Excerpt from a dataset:

>>

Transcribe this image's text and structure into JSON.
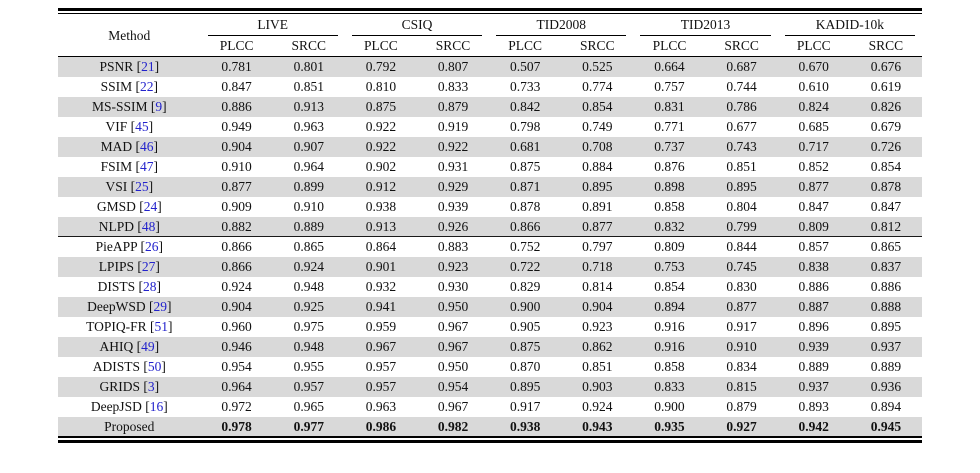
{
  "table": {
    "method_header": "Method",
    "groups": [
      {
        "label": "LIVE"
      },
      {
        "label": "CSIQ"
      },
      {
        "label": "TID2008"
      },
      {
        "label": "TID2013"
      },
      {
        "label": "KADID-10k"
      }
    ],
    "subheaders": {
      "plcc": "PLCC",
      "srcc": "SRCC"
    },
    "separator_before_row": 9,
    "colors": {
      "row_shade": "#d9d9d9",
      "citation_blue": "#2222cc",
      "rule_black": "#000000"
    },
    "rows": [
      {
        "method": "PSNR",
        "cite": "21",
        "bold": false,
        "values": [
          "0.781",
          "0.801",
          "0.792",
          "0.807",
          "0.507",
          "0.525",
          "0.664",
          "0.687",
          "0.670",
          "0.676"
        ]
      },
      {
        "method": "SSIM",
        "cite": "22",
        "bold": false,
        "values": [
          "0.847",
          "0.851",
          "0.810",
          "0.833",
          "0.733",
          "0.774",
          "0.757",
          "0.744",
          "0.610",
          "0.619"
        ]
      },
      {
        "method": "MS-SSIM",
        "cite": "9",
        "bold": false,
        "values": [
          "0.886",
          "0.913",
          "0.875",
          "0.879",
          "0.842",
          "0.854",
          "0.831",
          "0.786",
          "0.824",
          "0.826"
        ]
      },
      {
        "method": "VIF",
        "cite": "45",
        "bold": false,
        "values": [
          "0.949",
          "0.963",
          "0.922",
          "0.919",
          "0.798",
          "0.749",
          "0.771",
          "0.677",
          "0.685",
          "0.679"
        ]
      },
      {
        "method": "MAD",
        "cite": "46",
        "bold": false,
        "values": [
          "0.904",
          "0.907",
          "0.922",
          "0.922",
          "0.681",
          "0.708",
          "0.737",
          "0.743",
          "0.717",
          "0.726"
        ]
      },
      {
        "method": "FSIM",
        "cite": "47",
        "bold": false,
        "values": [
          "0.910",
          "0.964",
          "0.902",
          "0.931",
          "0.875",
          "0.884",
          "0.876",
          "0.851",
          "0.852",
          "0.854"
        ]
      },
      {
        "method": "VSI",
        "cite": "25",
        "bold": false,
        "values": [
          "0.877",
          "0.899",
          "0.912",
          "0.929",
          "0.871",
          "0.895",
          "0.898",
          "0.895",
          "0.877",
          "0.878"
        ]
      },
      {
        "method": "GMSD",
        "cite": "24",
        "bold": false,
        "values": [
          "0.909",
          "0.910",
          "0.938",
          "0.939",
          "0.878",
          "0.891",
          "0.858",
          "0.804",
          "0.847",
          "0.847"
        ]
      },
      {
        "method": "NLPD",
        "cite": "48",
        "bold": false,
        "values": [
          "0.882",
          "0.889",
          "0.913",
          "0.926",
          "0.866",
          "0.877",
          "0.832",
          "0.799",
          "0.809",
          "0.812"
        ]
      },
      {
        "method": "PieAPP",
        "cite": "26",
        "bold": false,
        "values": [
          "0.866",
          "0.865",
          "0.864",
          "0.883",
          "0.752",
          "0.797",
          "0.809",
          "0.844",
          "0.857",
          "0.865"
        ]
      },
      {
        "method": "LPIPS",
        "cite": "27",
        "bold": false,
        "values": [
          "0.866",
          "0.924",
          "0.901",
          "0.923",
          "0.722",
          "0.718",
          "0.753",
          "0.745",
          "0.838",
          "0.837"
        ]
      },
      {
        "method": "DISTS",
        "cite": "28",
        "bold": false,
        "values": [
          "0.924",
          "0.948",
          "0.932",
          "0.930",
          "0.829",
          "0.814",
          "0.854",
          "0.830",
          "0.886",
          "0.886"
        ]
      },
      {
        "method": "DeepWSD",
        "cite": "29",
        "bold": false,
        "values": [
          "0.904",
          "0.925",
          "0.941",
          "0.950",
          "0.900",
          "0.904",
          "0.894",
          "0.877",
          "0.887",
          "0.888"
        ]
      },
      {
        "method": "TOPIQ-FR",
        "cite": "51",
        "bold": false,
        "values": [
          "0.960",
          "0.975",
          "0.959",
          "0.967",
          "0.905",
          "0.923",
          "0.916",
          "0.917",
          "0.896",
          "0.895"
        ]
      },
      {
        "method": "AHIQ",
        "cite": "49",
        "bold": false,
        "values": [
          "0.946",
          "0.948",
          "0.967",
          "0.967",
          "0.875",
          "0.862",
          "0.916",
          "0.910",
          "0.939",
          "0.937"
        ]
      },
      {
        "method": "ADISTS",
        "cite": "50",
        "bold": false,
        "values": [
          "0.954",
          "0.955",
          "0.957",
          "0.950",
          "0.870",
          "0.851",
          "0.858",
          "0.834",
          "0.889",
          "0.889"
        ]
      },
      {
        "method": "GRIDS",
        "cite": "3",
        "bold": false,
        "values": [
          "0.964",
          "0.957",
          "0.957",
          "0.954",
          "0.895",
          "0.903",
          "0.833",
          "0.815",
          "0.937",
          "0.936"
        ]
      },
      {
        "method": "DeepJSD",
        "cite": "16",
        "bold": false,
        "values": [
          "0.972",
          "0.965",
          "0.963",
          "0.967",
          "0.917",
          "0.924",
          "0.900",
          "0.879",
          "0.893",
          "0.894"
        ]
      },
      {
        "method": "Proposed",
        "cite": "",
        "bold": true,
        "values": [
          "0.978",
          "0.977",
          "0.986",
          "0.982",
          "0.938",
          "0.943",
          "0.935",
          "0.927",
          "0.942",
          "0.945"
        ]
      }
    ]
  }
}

<<

Repeat each entry exactly. Pictures do not belong in the copy.

EXERCISE RESPONSE:
Transcribe this image's text and structure into JSON.
{
  "table": {
    "method_header": "Method",
    "groups": [
      {
        "label": "LIVE"
      },
      {
        "label": "CSIQ"
      },
      {
        "label": "TID2008"
      },
      {
        "label": "TID2013"
      },
      {
        "label": "KADID-10k"
      }
    ],
    "subheaders": {
      "plcc": "PLCC",
      "srcc": "SRCC"
    },
    "separator_before_row": 9,
    "colors": {
      "row_shade": "#d9d9d9",
      "citation_blue": "#2222cc",
      "rule_black": "#000000"
    },
    "rows": [
      {
        "method": "PSNR",
        "cite": "21",
        "bold": false,
        "values": [
          "0.781",
          "0.801",
          "0.792",
          "0.807",
          "0.507",
          "0.525",
          "0.664",
          "0.687",
          "0.670",
          "0.676"
        ]
      },
      {
        "method": "SSIM",
        "cite": "22",
        "bold": false,
        "values": [
          "0.847",
          "0.851",
          "0.810",
          "0.833",
          "0.733",
          "0.774",
          "0.757",
          "0.744",
          "0.610",
          "0.619"
        ]
      },
      {
        "method": "MS-SSIM",
        "cite": "9",
        "bold": false,
        "values": [
          "0.886",
          "0.913",
          "0.875",
          "0.879",
          "0.842",
          "0.854",
          "0.831",
          "0.786",
          "0.824",
          "0.826"
        ]
      },
      {
        "method": "VIF",
        "cite": "45",
        "bold": false,
        "values": [
          "0.949",
          "0.963",
          "0.922",
          "0.919",
          "0.798",
          "0.749",
          "0.771",
          "0.677",
          "0.685",
          "0.679"
        ]
      },
      {
        "method": "MAD",
        "cite": "46",
        "bold": false,
        "values": [
          "0.904",
          "0.907",
          "0.922",
          "0.922",
          "0.681",
          "0.708",
          "0.737",
          "0.743",
          "0.717",
          "0.726"
        ]
      },
      {
        "method": "FSIM",
        "cite": "47",
        "bold": false,
        "values": [
          "0.910",
          "0.964",
          "0.902",
          "0.931",
          "0.875",
          "0.884",
          "0.876",
          "0.851",
          "0.852",
          "0.854"
        ]
      },
      {
        "method": "VSI",
        "cite": "25",
        "bold": false,
        "values": [
          "0.877",
          "0.899",
          "0.912",
          "0.929",
          "0.871",
          "0.895",
          "0.898",
          "0.895",
          "0.877",
          "0.878"
        ]
      },
      {
        "method": "GMSD",
        "cite": "24",
        "bold": false,
        "values": [
          "0.909",
          "0.910",
          "0.938",
          "0.939",
          "0.878",
          "0.891",
          "0.858",
          "0.804",
          "0.847",
          "0.847"
        ]
      },
      {
        "method": "NLPD",
        "cite": "48",
        "bold": false,
        "values": [
          "0.882",
          "0.889",
          "0.913",
          "0.926",
          "0.866",
          "0.877",
          "0.832",
          "0.799",
          "0.809",
          "0.812"
        ]
      },
      {
        "method": "PieAPP",
        "cite": "26",
        "bold": false,
        "values": [
          "0.866",
          "0.865",
          "0.864",
          "0.883",
          "0.752",
          "0.797",
          "0.809",
          "0.844",
          "0.857",
          "0.865"
        ]
      },
      {
        "method": "LPIPS",
        "cite": "27",
        "bold": false,
        "values": [
          "0.866",
          "0.924",
          "0.901",
          "0.923",
          "0.722",
          "0.718",
          "0.753",
          "0.745",
          "0.838",
          "0.837"
        ]
      },
      {
        "method": "DISTS",
        "cite": "28",
        "bold": false,
        "values": [
          "0.924",
          "0.948",
          "0.932",
          "0.930",
          "0.829",
          "0.814",
          "0.854",
          "0.830",
          "0.886",
          "0.886"
        ]
      },
      {
        "method": "DeepWSD",
        "cite": "29",
        "bold": false,
        "values": [
          "0.904",
          "0.925",
          "0.941",
          "0.950",
          "0.900",
          "0.904",
          "0.894",
          "0.877",
          "0.887",
          "0.888"
        ]
      },
      {
        "method": "TOPIQ-FR",
        "cite": "51",
        "bold": false,
        "values": [
          "0.960",
          "0.975",
          "0.959",
          "0.967",
          "0.905",
          "0.923",
          "0.916",
          "0.917",
          "0.896",
          "0.895"
        ]
      },
      {
        "method": "AHIQ",
        "cite": "49",
        "bold": false,
        "values": [
          "0.946",
          "0.948",
          "0.967",
          "0.967",
          "0.875",
          "0.862",
          "0.916",
          "0.910",
          "0.939",
          "0.937"
        ]
      },
      {
        "method": "ADISTS",
        "cite": "50",
        "bold": false,
        "values": [
          "0.954",
          "0.955",
          "0.957",
          "0.950",
          "0.870",
          "0.851",
          "0.858",
          "0.834",
          "0.889",
          "0.889"
        ]
      },
      {
        "method": "GRIDS",
        "cite": "3",
        "bold": false,
        "values": [
          "0.964",
          "0.957",
          "0.957",
          "0.954",
          "0.895",
          "0.903",
          "0.833",
          "0.815",
          "0.937",
          "0.936"
        ]
      },
      {
        "method": "DeepJSD",
        "cite": "16",
        "bold": false,
        "values": [
          "0.972",
          "0.965",
          "0.963",
          "0.967",
          "0.917",
          "0.924",
          "0.900",
          "0.879",
          "0.893",
          "0.894"
        ]
      },
      {
        "method": "Proposed",
        "cite": "",
        "bold": true,
        "values": [
          "0.978",
          "0.977",
          "0.986",
          "0.982",
          "0.938",
          "0.943",
          "0.935",
          "0.927",
          "0.942",
          "0.945"
        ]
      }
    ]
  }
}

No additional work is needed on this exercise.